**GIVEN RECORDS**.
==*==

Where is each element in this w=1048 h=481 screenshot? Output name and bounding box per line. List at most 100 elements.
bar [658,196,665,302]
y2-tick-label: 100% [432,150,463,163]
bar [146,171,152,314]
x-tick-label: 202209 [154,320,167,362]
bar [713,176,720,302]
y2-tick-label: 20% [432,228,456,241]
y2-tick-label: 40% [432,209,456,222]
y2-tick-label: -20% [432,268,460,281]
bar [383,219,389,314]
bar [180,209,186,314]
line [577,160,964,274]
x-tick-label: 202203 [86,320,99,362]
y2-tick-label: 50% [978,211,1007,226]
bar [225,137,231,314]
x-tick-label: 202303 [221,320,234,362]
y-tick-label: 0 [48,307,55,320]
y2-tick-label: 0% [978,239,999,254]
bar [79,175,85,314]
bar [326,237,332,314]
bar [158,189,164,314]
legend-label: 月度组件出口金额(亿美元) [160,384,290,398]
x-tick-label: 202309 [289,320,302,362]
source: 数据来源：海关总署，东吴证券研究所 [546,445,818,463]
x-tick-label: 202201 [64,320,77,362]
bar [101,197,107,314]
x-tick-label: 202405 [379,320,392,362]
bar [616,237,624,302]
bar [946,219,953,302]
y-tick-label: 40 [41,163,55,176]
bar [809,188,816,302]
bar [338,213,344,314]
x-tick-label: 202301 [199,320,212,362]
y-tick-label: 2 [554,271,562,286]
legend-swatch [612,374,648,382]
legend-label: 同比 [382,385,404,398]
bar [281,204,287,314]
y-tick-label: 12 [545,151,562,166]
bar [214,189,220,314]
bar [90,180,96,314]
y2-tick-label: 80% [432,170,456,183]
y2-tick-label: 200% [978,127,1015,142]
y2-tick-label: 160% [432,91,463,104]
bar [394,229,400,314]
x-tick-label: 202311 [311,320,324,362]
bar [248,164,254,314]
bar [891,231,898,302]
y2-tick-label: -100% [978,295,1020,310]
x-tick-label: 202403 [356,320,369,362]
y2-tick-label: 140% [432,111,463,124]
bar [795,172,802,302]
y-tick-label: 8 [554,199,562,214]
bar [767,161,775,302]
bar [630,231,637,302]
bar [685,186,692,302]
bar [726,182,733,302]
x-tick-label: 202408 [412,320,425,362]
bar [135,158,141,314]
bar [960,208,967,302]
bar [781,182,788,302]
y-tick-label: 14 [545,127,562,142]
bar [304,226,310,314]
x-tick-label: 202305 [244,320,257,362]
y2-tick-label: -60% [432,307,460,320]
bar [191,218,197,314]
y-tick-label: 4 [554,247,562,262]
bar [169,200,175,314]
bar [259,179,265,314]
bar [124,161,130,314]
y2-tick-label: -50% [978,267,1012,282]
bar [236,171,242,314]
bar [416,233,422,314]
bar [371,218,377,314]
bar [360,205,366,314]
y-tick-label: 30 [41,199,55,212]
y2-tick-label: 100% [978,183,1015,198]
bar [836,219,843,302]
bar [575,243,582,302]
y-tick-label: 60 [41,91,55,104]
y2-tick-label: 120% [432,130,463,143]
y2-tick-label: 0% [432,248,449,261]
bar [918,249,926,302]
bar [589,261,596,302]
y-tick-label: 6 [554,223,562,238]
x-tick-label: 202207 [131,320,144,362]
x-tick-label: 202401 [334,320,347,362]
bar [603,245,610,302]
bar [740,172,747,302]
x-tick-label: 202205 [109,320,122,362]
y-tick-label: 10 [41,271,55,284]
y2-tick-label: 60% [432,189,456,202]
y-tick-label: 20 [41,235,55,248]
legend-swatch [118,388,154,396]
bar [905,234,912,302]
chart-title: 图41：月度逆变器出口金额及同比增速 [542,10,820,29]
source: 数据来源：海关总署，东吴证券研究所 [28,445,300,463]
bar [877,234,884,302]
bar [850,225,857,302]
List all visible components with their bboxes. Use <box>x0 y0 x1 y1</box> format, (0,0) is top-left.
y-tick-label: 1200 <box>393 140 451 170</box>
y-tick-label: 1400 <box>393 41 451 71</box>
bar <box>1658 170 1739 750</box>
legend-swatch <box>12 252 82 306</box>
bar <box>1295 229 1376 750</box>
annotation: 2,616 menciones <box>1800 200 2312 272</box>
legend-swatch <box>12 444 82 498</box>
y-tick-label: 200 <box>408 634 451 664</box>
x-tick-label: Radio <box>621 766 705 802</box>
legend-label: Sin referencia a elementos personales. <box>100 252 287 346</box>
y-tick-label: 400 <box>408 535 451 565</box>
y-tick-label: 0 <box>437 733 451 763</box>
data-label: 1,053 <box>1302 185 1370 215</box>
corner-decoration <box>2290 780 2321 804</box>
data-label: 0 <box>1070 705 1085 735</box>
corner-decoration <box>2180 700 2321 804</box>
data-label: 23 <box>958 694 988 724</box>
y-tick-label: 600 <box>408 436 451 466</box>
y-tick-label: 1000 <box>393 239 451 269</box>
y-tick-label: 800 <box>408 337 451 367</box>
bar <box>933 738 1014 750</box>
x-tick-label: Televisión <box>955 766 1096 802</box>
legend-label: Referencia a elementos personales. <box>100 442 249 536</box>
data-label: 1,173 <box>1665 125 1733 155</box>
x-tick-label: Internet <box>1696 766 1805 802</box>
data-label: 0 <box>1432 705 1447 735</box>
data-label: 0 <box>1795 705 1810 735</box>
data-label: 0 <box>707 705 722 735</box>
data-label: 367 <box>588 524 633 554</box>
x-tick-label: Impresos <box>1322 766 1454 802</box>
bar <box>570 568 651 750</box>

==*==

**REQUIRED WORK**. Convert the lines above, starting at the first line and ending at the one that contains "x-tick-label: 202305 [244,320,257,362]", into a numbered list, and leave out any blank lines.

**SOLUTION TO THIS TASK**.
1. Where is each element in this w=1048 h=481 screenshot? Output name and bounding box per line. List at most 100 elements.
2. bar [658,196,665,302]
3. y2-tick-label: 100% [432,150,463,163]
4. bar [146,171,152,314]
5. x-tick-label: 202209 [154,320,167,362]
6. bar [713,176,720,302]
7. y2-tick-label: 20% [432,228,456,241]
8. y2-tick-label: 40% [432,209,456,222]
9. y2-tick-label: -20% [432,268,460,281]
10. bar [383,219,389,314]
11. bar [180,209,186,314]
12. line [577,160,964,274]
13. x-tick-label: 202203 [86,320,99,362]
14. y2-tick-label: 50% [978,211,1007,226]
15. bar [225,137,231,314]
16. x-tick-label: 202303 [221,320,234,362]
17. y-tick-label: 0 [48,307,55,320]
18. y2-tick-label: 0% [978,239,999,254]
19. bar [79,175,85,314]
20. bar [326,237,332,314]
21. bar [158,189,164,314]
22. legend-label: 月度组件出口金额(亿美元) [160,384,290,398]
23. x-tick-label: 202309 [289,320,302,362]
24. source: 数据来源：海关总署，东吴证券研究所 [546,445,818,463]
25. x-tick-label: 202201 [64,320,77,362]
26. bar [101,197,107,314]
27. x-tick-label: 202405 [379,320,392,362]
28. bar [616,237,624,302]
29. bar [946,219,953,302]
30. y-tick-label: 40 [41,163,55,176]
31. bar [809,188,816,302]
32. bar [338,213,344,314]
33. x-tick-label: 202301 [199,320,212,362]
34. y-tick-label: 2 [554,271,562,286]
35. legend-swatch [612,374,648,382]
36. legend-label: 同比 [382,385,404,398]
37. bar [281,204,287,314]
38. y-tick-label: 12 [545,151,562,166]
39. bar [214,189,220,314]
40. bar [90,180,96,314]
41. y2-tick-label: 80% [432,170,456,183]
42. y2-tick-label: 200% [978,127,1015,142]
43. y2-tick-label: 160% [432,91,463,104]
44. bar [394,229,400,314]
45. x-tick-label: 202311 [311,320,324,362]
46. bar [248,164,254,314]
47. bar [891,231,898,302]
48. y2-tick-label: -100% [978,295,1020,310]
49. x-tick-label: 202403 [356,320,369,362]
50. y2-tick-label: 140% [432,111,463,124]
51. bar [795,172,802,302]
52. y-tick-label: 8 [554,199,562,214]
53. bar [767,161,775,302]
54. bar [630,231,637,302]
55. bar [685,186,692,302]
56. bar [726,182,733,302]
57. x-tick-label: 202408 [412,320,425,362]
58. bar [135,158,141,314]
59. bar [960,208,967,302]
60. bar [781,182,788,302]
61. y-tick-label: 14 [545,127,562,142]
62. bar [304,226,310,314]
63. x-tick-label: 202305 [244,320,257,362]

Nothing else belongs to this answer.